(Material for this exercise)
▬▬▬▬▬▬

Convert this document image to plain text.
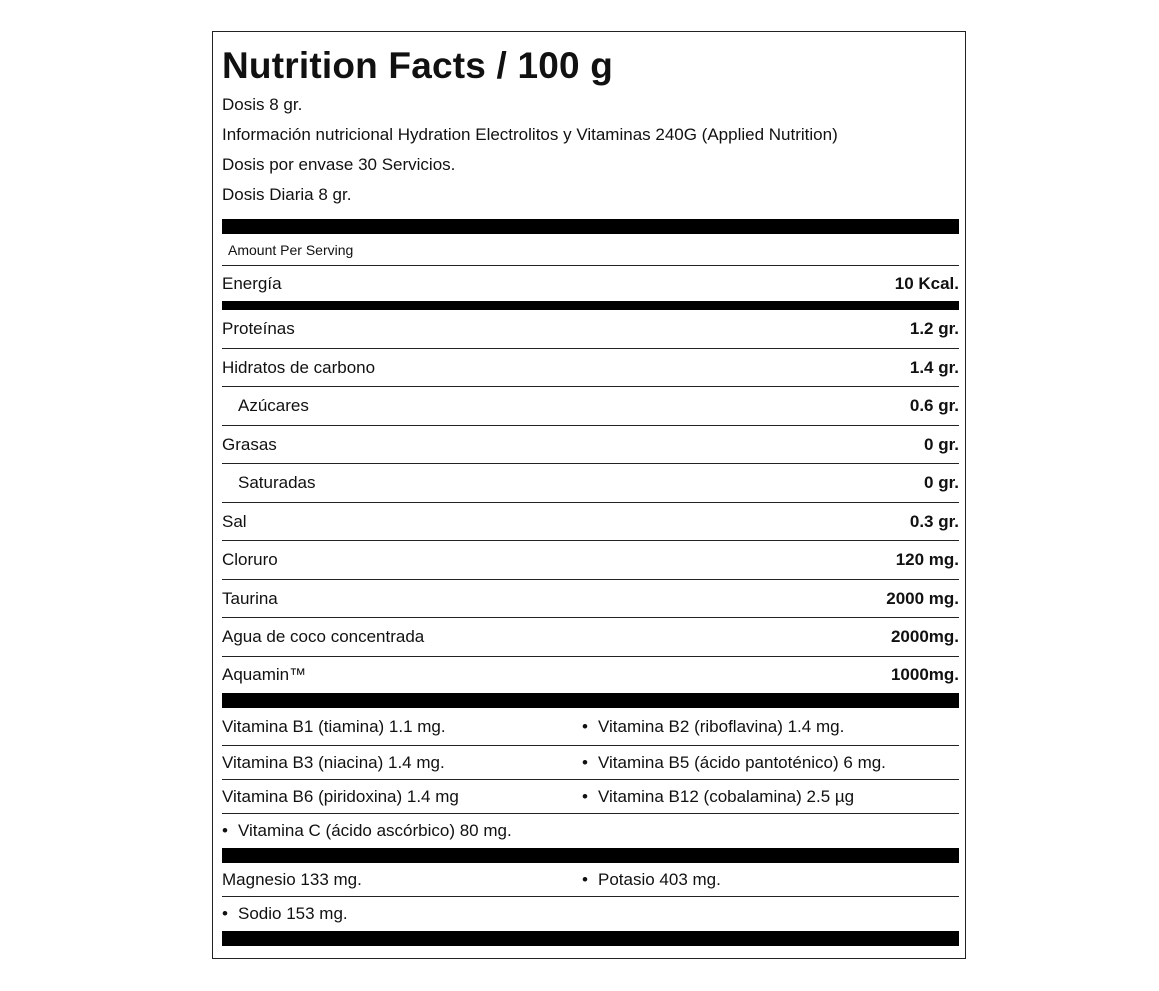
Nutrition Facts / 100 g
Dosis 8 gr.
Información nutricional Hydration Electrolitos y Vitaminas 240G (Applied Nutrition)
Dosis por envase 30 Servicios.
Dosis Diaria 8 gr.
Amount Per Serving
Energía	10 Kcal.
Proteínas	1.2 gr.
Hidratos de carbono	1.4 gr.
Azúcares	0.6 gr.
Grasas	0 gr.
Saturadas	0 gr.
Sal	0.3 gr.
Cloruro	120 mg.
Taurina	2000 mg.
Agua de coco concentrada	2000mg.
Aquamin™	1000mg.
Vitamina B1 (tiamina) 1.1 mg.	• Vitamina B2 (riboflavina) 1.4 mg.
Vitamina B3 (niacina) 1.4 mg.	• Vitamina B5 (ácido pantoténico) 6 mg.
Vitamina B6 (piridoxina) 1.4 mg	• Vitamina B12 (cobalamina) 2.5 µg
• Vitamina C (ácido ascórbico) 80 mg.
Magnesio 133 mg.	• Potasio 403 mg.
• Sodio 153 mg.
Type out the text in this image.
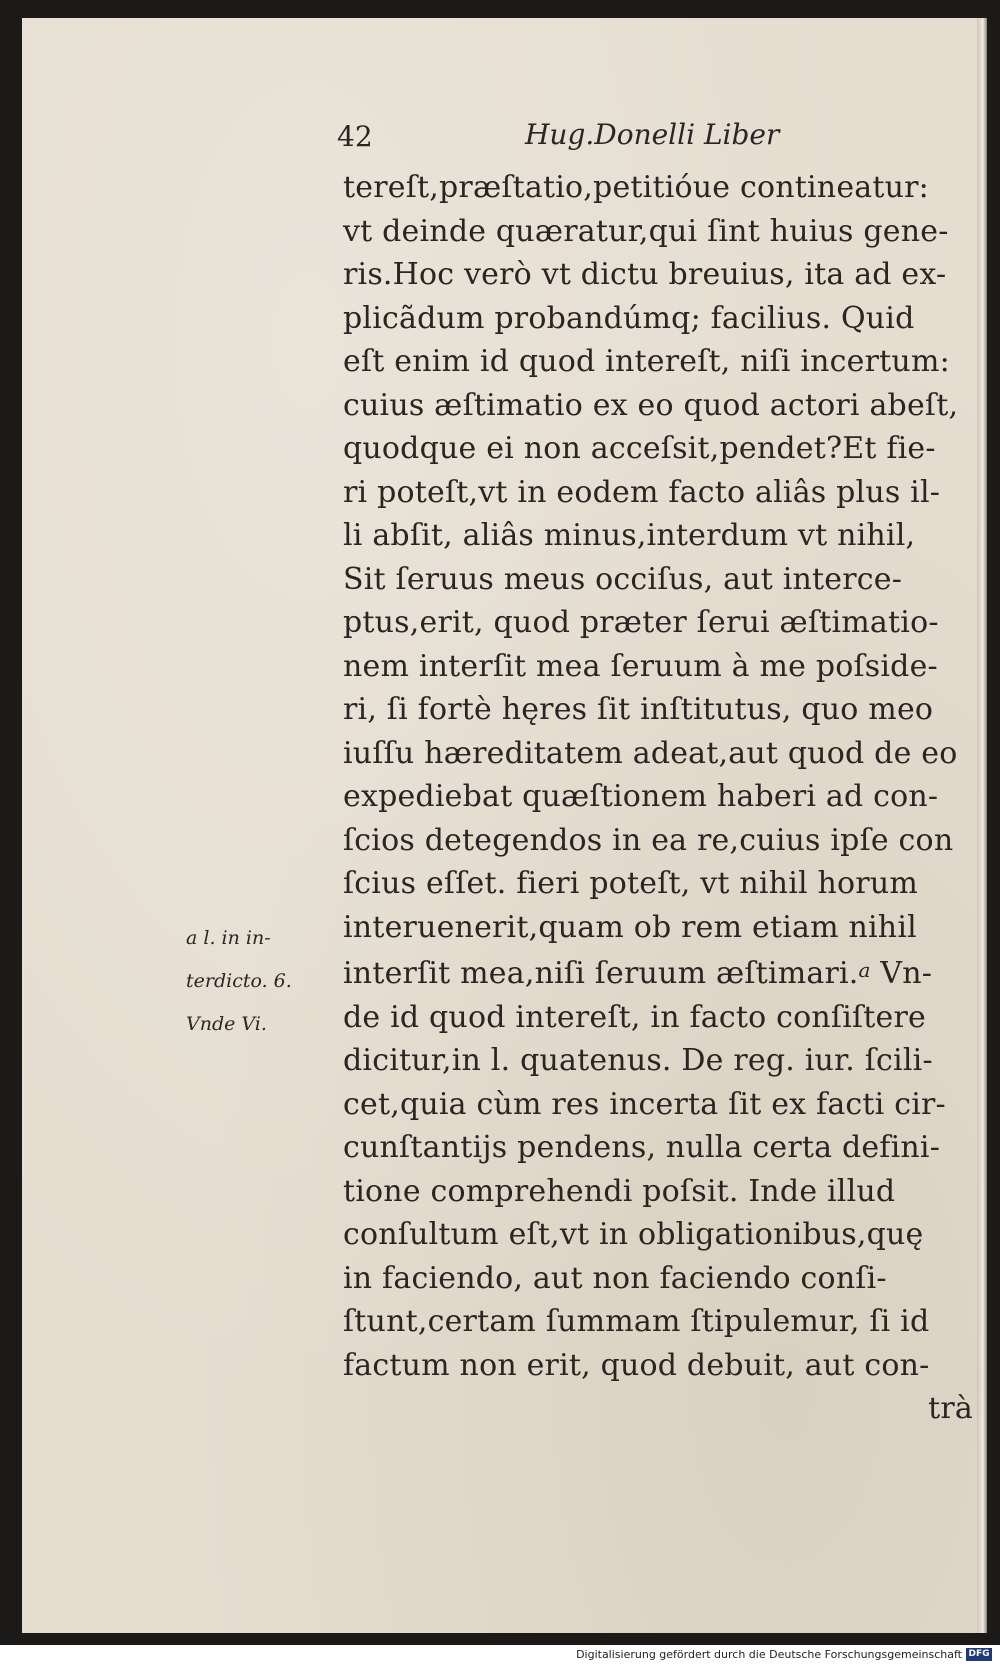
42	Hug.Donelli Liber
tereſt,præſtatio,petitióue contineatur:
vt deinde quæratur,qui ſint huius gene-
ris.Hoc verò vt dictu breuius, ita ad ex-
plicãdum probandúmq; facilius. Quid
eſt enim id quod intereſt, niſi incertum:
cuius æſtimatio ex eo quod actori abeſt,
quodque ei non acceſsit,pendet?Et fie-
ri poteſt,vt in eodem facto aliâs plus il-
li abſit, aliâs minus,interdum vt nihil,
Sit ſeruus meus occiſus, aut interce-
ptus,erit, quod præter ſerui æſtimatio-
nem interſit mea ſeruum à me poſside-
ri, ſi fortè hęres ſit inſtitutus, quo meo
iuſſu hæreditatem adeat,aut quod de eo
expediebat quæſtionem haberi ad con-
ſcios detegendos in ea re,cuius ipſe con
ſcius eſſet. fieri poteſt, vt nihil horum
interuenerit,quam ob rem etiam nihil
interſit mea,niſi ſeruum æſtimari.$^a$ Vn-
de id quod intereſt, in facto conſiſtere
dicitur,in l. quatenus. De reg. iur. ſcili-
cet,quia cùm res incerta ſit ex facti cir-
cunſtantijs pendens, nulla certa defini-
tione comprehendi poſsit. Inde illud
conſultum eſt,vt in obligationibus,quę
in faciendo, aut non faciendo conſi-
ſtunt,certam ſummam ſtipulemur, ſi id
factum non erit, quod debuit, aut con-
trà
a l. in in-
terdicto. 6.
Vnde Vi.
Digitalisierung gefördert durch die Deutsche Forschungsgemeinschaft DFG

▬▬▬▬▬▬

(Direction) Produce an exact copy of each line of data, skipping embedded images.

(Task output)
Convert this document image to plain text.
Nutrition Facts / 100 g
Dosis 8 gr.
Información nutricional Hydration Electrolitos y Vitaminas 240G (Applied Nutrition)
Dosis por envase 30 Servicios.
Dosis Diaria 8 gr.
Amount Per Serving
Energía	10 Kcal.
Proteínas	1.2 gr.
Hidratos de carbono	1.4 gr.
Azúcares	0.6 gr.
Grasas	0 gr.
Saturadas	0 gr.
Sal	0.3 gr.
Cloruro	120 mg.
Taurina	2000 mg.
Agua de coco concentrada	2000mg.
Aquamin™	1000mg.
Vitamina B1 (tiamina) 1.1 mg.	• Vitamina B2 (riboflavina) 1.4 mg.
Vitamina B3 (niacina) 1.4 mg.	• Vitamina B5 (ácido pantoténico) 6 mg.
Vitamina B6 (piridoxina) 1.4 mg	• Vitamina B12 (cobalamina) 2.5 µg
• Vitamina C (ácido ascórbico) 80 mg.
Magnesio 133 mg.	• Potasio 403 mg.
• Sodio 153 mg.
Type out the text in this image.
42	Hug.Donelli Liber
tereſt,præſtatio,petitióue contineatur:
vt deinde quæratur,qui ſint huius gene-
ris.Hoc verò vt dictu breuius, ita ad ex-
plicãdum probandúmq; facilius. Quid
eſt enim id quod intereſt, niſi incertum:
cuius æſtimatio ex eo quod actori abeſt,
quodque ei non acceſsit,pendet?Et fie-
ri poteſt,vt in eodem facto aliâs plus il-
li abſit, aliâs minus,interdum vt nihil,
Sit ſeruus meus occiſus, aut interce-
ptus,erit, quod præter ſerui æſtimatio-
nem interſit mea ſeruum à me poſside-
ri, ſi fortè hęres ſit inſtitutus, quo meo
iuſſu hæreditatem adeat,aut quod de eo
expediebat quæſtionem haberi ad con-
ſcios detegendos in ea re,cuius ipſe con
ſcius eſſet. fieri poteſt, vt nihil horum
interuenerit,quam ob rem etiam nihil
interſit mea,niſi ſeruum æſtimari.$^a$ Vn-
de id quod intereſt, in facto conſiſtere
dicitur,in l. quatenus. De reg. iur. ſcili-
cet,quia cùm res incerta ſit ex facti cir-
cunſtantijs pendens, nulla certa defini-
tione comprehendi poſsit. Inde illud
conſultum eſt,vt in obligationibus,quę
in faciendo, aut non faciendo conſi-
ſtunt,certam ſummam ſtipulemur, ſi id
factum non erit, quod debuit, aut con-
trà
a l. in in-
terdicto. 6.
Vnde Vi.
Digitalisierung gefördert durch die Deutsche Forschungsgemeinschaft DFG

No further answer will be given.